— BEGIN EXCERPTED RECORDS —

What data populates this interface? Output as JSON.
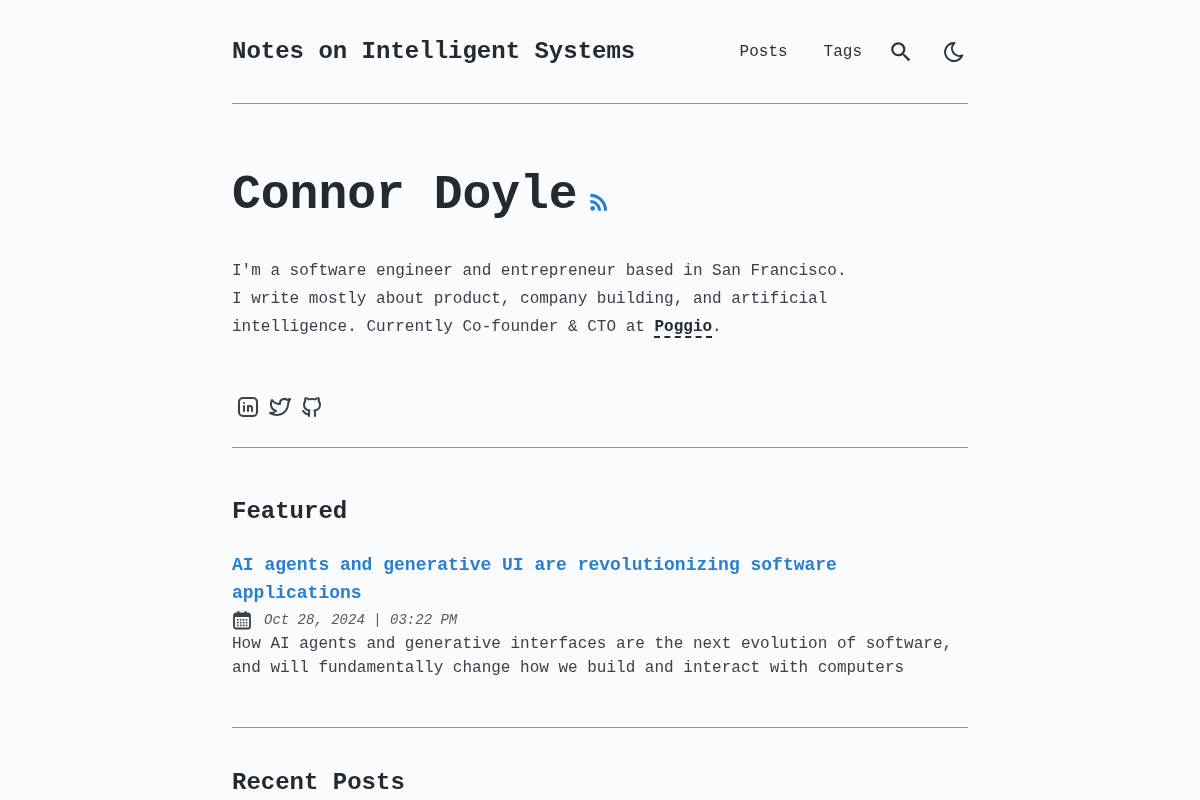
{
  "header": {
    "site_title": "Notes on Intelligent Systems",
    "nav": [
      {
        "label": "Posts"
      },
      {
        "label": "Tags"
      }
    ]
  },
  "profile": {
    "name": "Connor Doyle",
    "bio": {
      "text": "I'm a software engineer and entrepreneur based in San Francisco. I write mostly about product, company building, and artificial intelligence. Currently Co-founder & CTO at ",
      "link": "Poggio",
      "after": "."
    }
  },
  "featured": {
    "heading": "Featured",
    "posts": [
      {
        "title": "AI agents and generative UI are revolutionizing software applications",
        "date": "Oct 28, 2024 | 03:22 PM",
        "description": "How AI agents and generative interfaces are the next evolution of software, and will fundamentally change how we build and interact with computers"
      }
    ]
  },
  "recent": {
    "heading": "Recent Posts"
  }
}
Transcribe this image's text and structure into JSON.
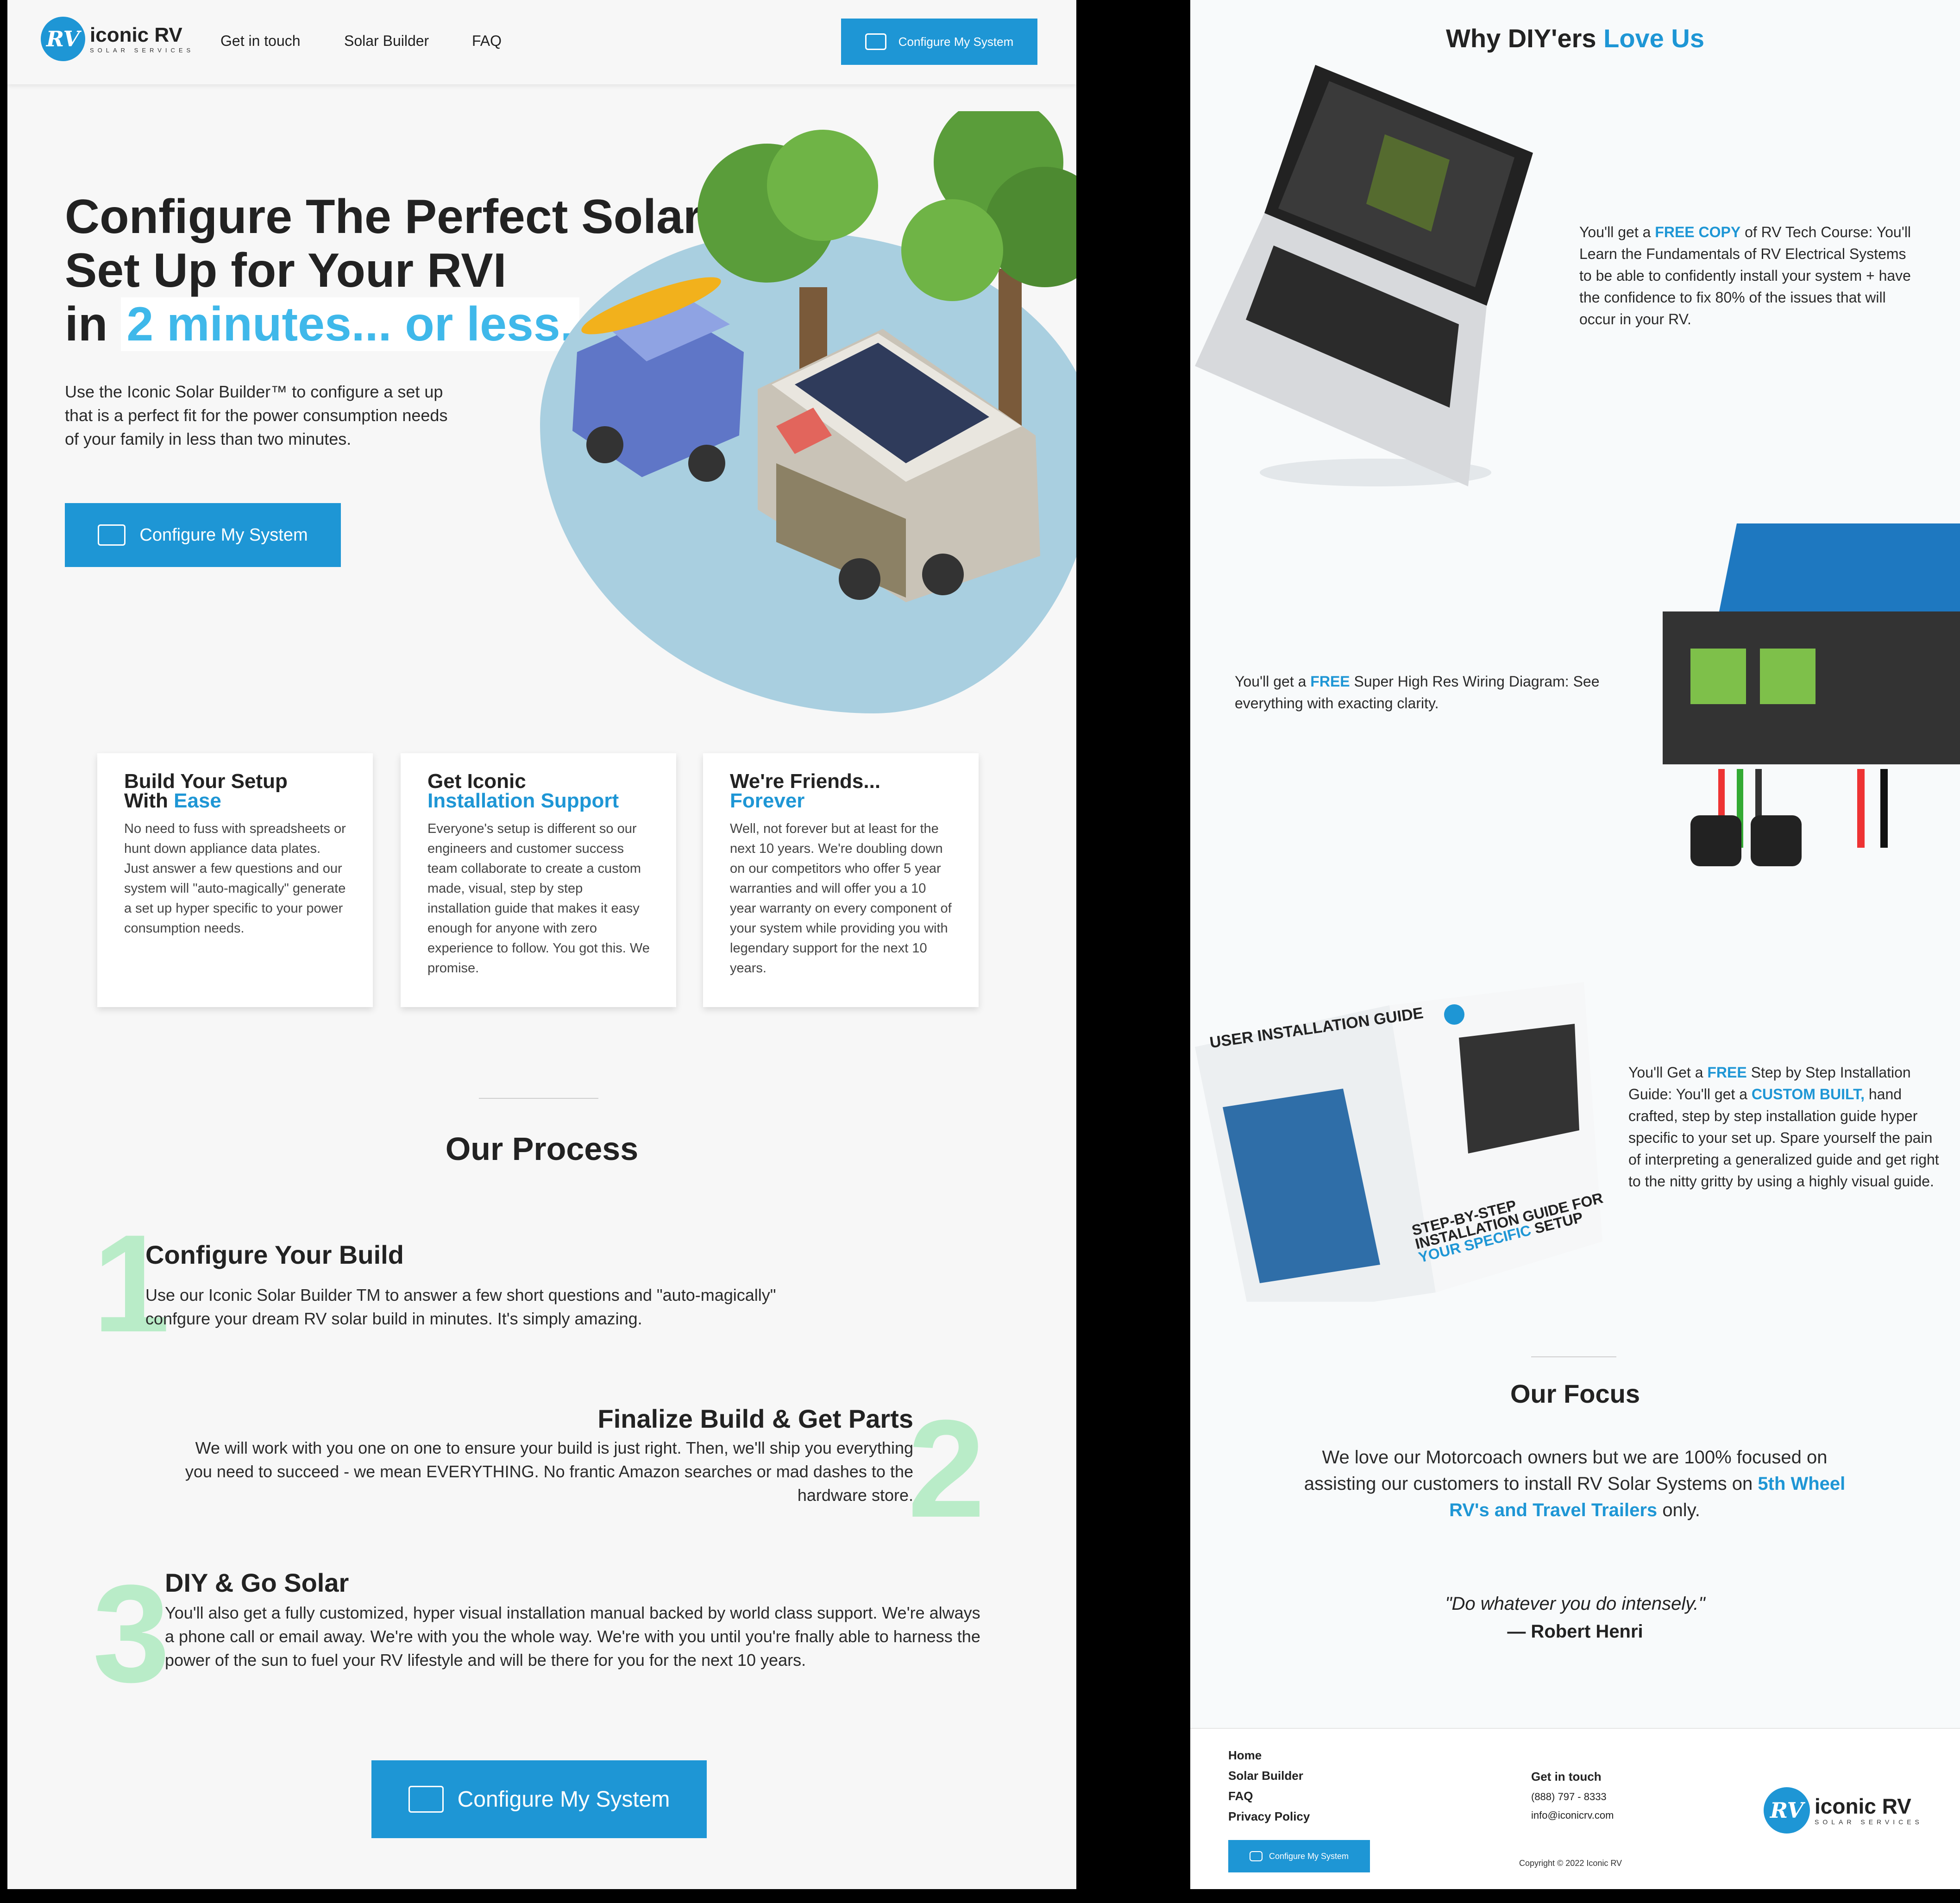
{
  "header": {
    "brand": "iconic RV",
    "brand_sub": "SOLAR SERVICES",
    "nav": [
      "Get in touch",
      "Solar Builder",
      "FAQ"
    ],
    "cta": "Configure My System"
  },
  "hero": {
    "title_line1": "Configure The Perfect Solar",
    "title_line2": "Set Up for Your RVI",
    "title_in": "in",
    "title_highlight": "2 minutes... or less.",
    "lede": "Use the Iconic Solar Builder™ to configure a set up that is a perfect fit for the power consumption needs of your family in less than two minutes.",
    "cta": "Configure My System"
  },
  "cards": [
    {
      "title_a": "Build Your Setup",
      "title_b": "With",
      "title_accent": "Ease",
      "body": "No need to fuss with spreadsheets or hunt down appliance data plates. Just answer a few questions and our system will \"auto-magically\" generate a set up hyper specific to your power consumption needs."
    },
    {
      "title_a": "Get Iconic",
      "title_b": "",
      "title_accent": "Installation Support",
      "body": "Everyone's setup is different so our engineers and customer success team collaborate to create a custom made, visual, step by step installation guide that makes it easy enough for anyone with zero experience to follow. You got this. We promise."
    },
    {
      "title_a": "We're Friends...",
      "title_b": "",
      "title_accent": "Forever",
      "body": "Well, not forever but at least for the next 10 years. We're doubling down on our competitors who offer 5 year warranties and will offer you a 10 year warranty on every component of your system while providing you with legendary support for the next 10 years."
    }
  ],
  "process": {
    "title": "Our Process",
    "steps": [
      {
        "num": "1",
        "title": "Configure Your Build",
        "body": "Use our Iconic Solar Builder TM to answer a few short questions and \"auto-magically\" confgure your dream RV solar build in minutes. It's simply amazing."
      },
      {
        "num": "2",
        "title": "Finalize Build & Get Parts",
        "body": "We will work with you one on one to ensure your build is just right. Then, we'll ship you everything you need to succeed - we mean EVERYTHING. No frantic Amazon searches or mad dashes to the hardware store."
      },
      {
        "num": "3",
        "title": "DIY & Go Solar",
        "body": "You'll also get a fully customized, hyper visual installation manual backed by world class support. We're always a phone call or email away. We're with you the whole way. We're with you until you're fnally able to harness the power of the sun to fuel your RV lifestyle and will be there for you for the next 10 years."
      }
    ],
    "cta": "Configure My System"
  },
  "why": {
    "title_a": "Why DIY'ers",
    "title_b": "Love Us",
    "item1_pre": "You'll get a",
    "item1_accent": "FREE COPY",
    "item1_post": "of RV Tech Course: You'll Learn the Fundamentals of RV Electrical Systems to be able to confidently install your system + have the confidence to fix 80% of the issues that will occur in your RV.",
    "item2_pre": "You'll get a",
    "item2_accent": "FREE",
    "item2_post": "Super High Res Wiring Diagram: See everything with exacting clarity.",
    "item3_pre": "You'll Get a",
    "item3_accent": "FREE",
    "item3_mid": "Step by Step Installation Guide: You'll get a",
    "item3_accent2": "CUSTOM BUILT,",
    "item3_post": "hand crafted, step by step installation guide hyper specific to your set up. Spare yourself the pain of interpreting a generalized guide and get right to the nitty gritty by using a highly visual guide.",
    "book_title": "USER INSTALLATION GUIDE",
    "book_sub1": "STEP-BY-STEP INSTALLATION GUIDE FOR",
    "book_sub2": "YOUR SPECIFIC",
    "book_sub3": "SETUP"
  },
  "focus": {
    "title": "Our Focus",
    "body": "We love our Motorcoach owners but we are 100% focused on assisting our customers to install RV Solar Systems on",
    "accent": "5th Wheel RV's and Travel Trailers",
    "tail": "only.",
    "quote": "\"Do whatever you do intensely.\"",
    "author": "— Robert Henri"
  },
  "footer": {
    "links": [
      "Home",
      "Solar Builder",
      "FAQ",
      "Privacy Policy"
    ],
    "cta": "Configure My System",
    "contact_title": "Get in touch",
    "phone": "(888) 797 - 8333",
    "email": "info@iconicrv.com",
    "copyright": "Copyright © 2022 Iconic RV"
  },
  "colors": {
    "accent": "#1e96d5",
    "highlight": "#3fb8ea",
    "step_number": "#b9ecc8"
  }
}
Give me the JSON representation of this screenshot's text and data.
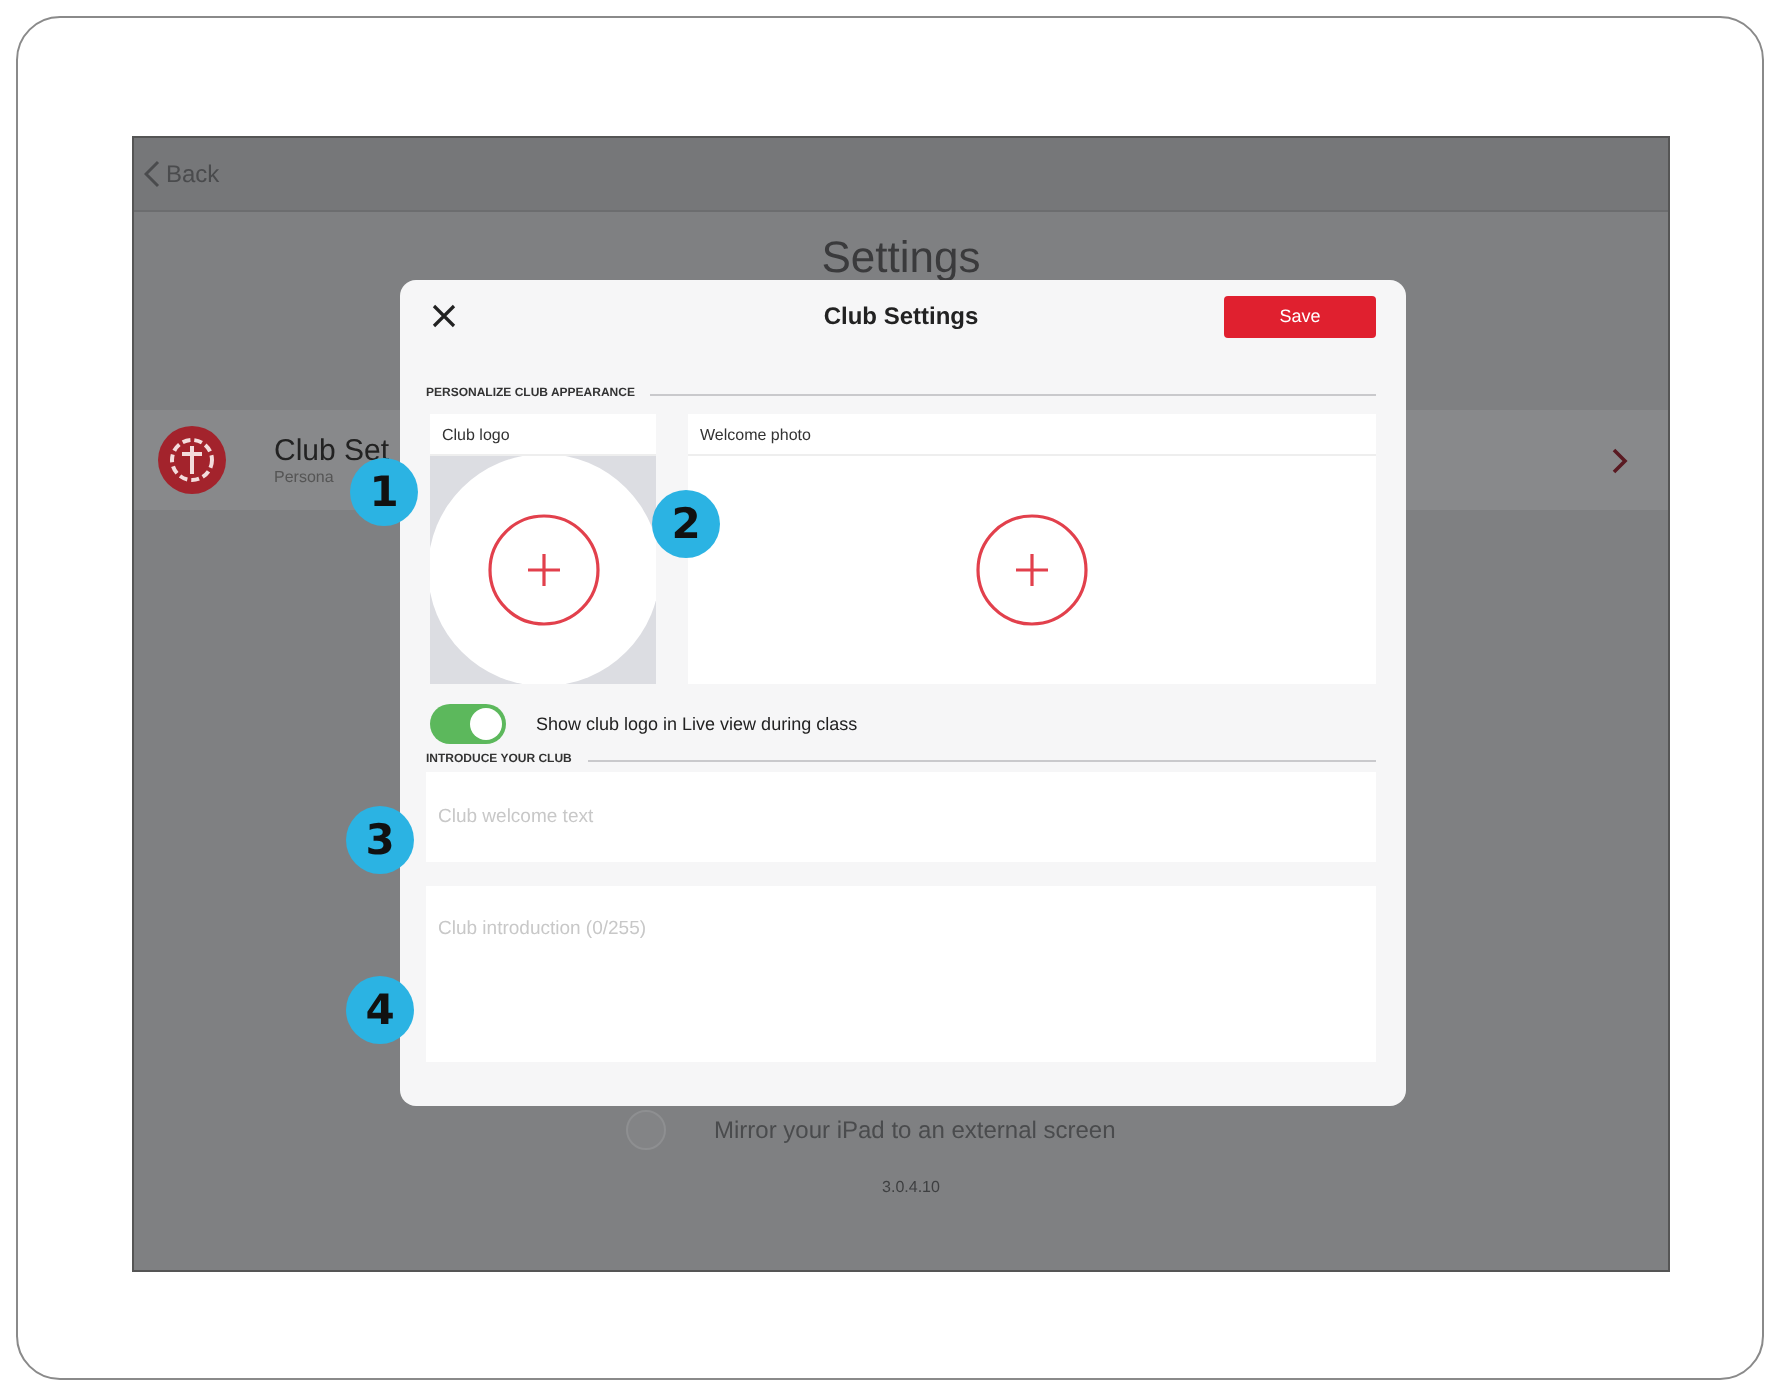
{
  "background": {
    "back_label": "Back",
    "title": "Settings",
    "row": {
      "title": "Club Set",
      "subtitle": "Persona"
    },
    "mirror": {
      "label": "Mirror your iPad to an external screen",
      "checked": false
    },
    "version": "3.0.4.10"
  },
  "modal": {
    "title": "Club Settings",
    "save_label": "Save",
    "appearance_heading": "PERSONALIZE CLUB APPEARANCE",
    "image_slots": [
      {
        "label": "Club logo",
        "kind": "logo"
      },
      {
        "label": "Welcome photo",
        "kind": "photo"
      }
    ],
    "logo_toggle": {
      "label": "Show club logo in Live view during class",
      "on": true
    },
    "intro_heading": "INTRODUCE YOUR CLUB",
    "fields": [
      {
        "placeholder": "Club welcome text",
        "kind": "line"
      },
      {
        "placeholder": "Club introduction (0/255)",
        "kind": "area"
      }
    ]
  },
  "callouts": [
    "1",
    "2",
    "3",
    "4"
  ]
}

— END EXCERPTED RECORDS —

▸ **TASK DESCRIPTION**: Lines that include the word "agents" — how many are there in the data? Answer with the number alone.

▸ **SOLUTION**: 2